Required work: In the records below, count every line containing "this". Reply with the number only.

Collection entries:

::::::::::

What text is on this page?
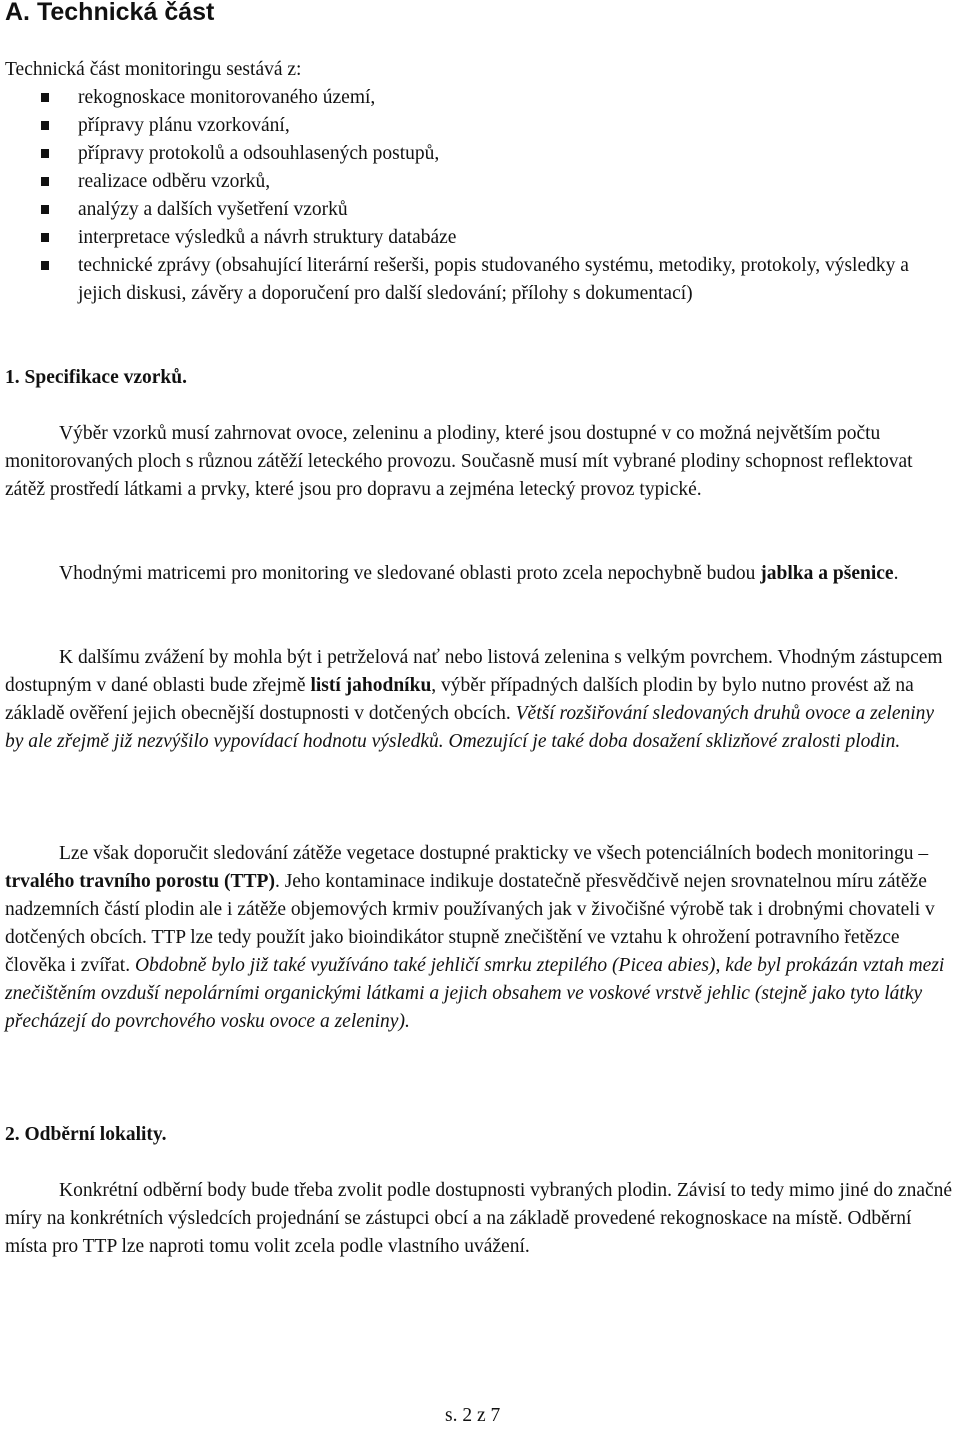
A. Technická část
Technická část monitoringu sestává z:
rekognoskace monitorovaného území,
přípravy plánu vzorkování,
přípravy protokolů a odsouhlasených postupů,
realizace odběru vzorků,
analýzy a dalších vyšetření vzorků
interpretace výsledků a návrh struktury databáze
technické zprávy (obsahující literární rešerši, popis studovaného systému, metodiky, protokoly, výsledky a jejich diskusi, závěry a doporučení pro další sledování; přílohy s dokumentací)
1. Specifikace vzorků.

Výběr vzorků musí zahrnovat ovoce, zeleninu a plodiny, které jsou dostupné v co možná největším počtu monitorovaných ploch s různou zátěží leteckého provozu. Současně musí mít vybrané plodiny schopnost reflektovat zátěž prostředí látkami a prvky, které jsou pro dopravu a zejména letecký provoz typické.

Vhodnými matricemi pro monitoring ve sledované oblasti proto zcela nepochybně budou jablka a pšenice.

K dalšímu zvážení by mohla být i petrželová nať nebo listová zelenina s velkým povrchem. Vhodným zástupcem dostupným v dané oblasti bude zřejmě listí jahodníku, výběr případných dalších plodin by bylo nutno provést až na základě ověření jejich obecnější dostupnosti v dotčených obcích. Větší rozšiřování sledovaných druhů ovoce a zeleniny by ale zřejmě již nezvýšilo vypovídací hodnotu výsledků. Omezující je také doba dosažení sklizňové zralosti plodin.

Lze však doporučit sledování zátěže vegetace dostupné prakticky ve všech potenciálních bodech monitoringu – trvalého travního porostu (TTP). Jeho kontaminace indikuje dostatečně přesvědčivě nejen srovnatelnou míru zátěže nadzemních částí plodin ale i zátěže objemových krmiv používaných jak v živočišné výrobě tak i drobnými chovateli v dotčených obcích. TTP lze tedy použít jako bioindikátor stupně znečištění ve vztahu k ohrožení potravního řetězce člověka i zvířat. Obdobně bylo již také využíváno také jehličí smrku ztepilého (Picea abies), kde byl prokázán vztah mezi znečištěním ovzduší nepolárními organickými látkami a jejich obsahem ve voskové vrstvě jehlic (stejně jako tyto látky přecházejí do povrchového vosku ovoce a zeleniny).

2. Odběrní lokality.

Konkrétní odběrní body bude třeba zvolit podle dostupnosti vybraných plodin. Závisí to tedy mimo jiné do značné míry na konkrétních výsledcích projednání se zástupci obcí a na základě provedené rekognoskace na místě. Odběrní místa pro TTP lze naproti tomu volit zcela podle vlastního uvážení.

s. 2 z 7
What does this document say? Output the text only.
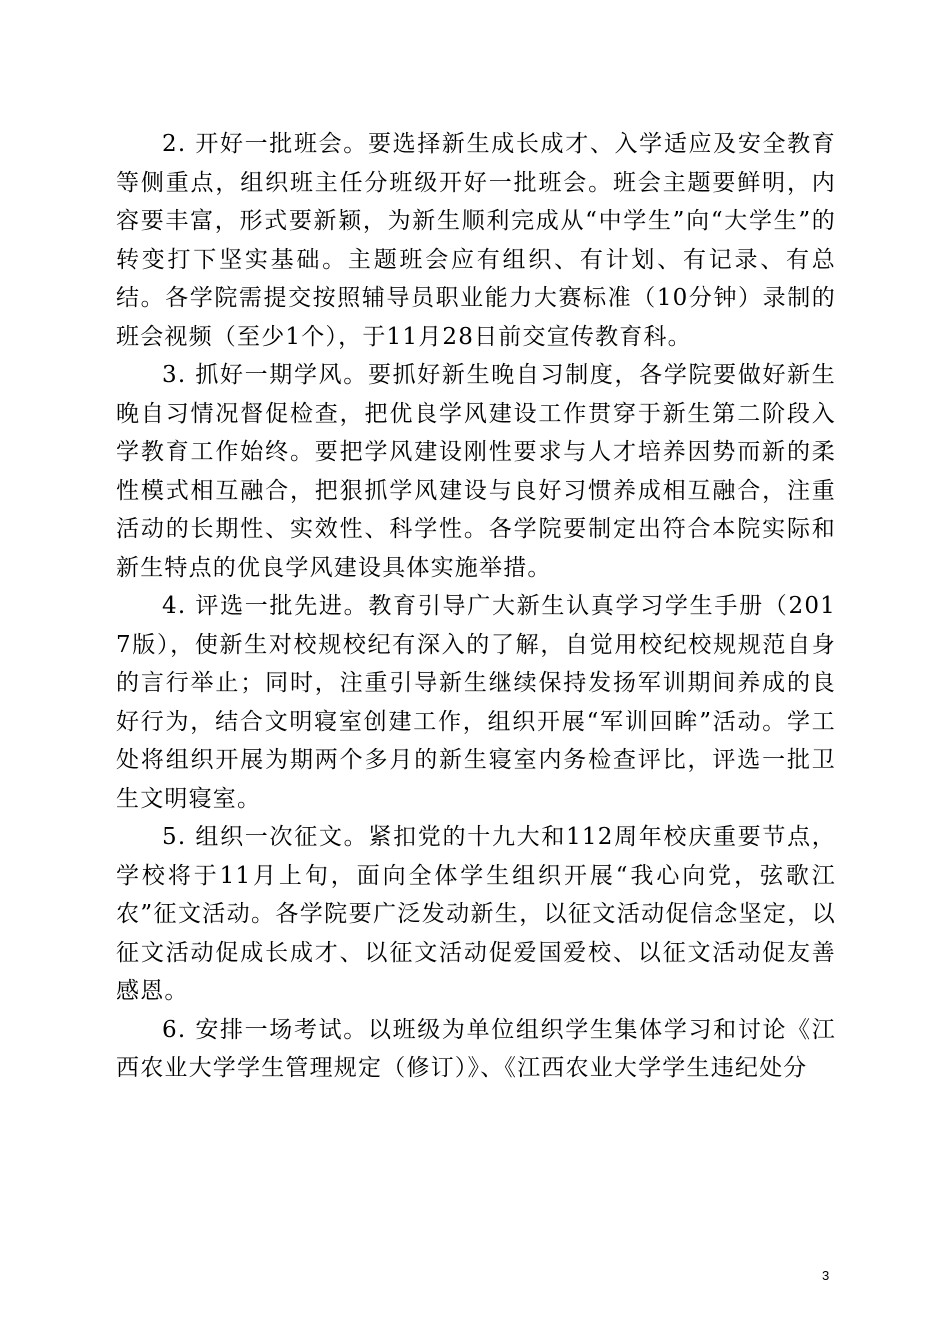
2. 开好一批班会。要选择新生成长成才、入学适应及安全教育等侧重点，组织班主任分班级开好一批班会。班会主题要鲜明，内容要丰富，形式要新颖，为新生顺利完成从“中学生”向“大学生”的转变打下坚实基础。主题班会应有组织、有计划、有记录、有总结。各学院需提交按照辅导员职业能力大赛标准（10分钟）录制的班会视频（至少1个），于11月28日前交宣传教育科。

3. 抓好一期学风。要抓好新生晚自习制度，各学院要做好新生晚自习情况督促检查，把优良学风建设工作贯穿于新生第二阶段入学教育工作始终。要把学风建设刚性要求与人才培养因势而新的柔性模式相互融合，把狠抓学风建设与良好习惯养成相互融合，注重活动的长期性、实效性、科学性。各学院要制定出符合本院实际和新生特点的优良学风建设具体实施举措。

4. 评选一批先进。教育引导广大新生认真学习学生手册（2017版），使新生对校规校纪有深入的了解，自觉用校纪校规规范自身的言行举止；同时，注重引导新生继续保持发扬军训期间养成的良好行为，结合文明寝室创建工作，组织开展“军训回眸”活动。学工处将组织开展为期两个多月的新生寝室内务检查评比，评选一批卫生文明寝室。

5. 组织一次征文。紧扣党的十九大和112周年校庆重要节点，学校将于11月上旬，面向全体学生组织开展“我心向党，弦歌江农”征文活动。各学院要广泛发动新生，以征文活动促信念坚定，以征文活动促成长成才、以征文活动促爱国爱校、以征文活动促友善感恩。

6. 安排一场考试。以班级为单位组织学生集体学习和讨论《江西农业大学学生管理规定（修订）》、《江西农业大学学生违纪处分

3
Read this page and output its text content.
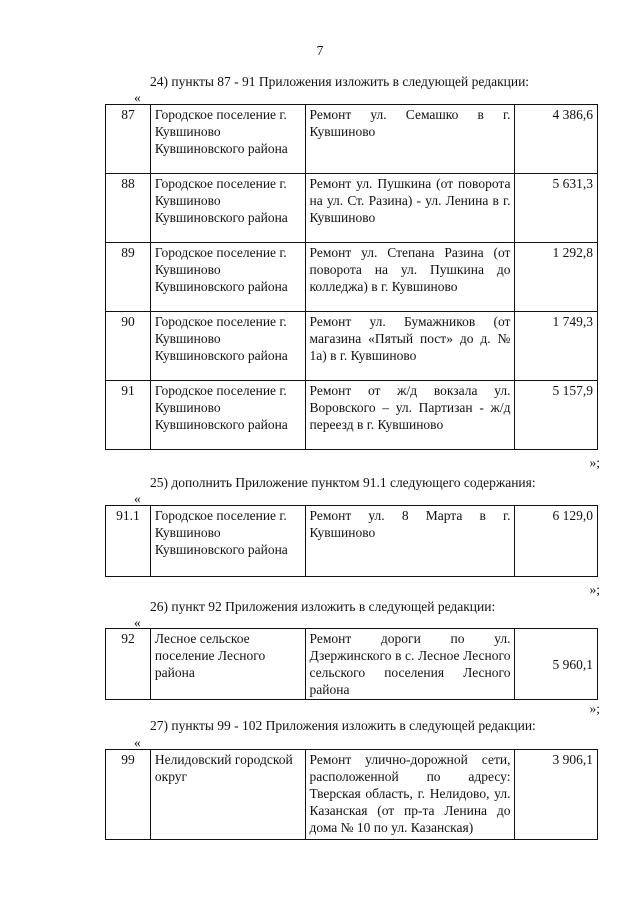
7
24) пункты 87 - 91 Приложения изложить в следующей редакции:
«
87	Городское поселение г. Кувшиново Кувшиновского района	Ремонт ул. Семашко в г. Кувшиново	4 386,6
88	Городское поселение г. Кувшиново Кувшиновского района	Ремонт ул. Пушкина (от поворота на ул. Ст. Разина) - ул. Ленина в г. Кувшиново	5 631,3
89	Городское поселение г. Кувшиново Кувшиновского района	Ремонт ул. Степана Разина (от поворота на ул. Пушкина до колледжа) в г. Кувшиново	1 292,8
90	Городское поселение г. Кувшиново Кувшиновского района	Ремонт ул. Бумажников (от магазина «Пятый пост» до д. № 1а) в г. Кувшиново	1 749,3
91	Городское поселение г. Кувшиново Кувшиновского района	Ремонт от ж/д вокзала ул. Воровского – ул. Партизан - ж/д переезд в г. Кувшиново	5 157,9
»;
25) дополнить Приложение пунктом 91.1 следующего содержания:
«
91.1	Городское поселение г. Кувшиново Кувшиновского района	Ремонт ул. 8 Марта в г. Кувшиново	6 129,0
»;
26) пункт 92 Приложения изложить в следующей редакции:
«
92	Лесное сельское поселение Лесного района	Ремонт дороги по ул. Дзержинского в с. Лесное Лесного сельского поселения Лесного района	5 960,1
»;
27) пункты 99 - 102 Приложения изложить в следующей редакции:
«
99	Нелидовский городской округ	Ремонт улично-дорожной сети, расположенной по адресу: Тверская область, г. Нелидово, ул. Казанская (от пр-та Ленина до дома № 10 по ул. Казанская)	3 906,1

::::::::::

Answer: 3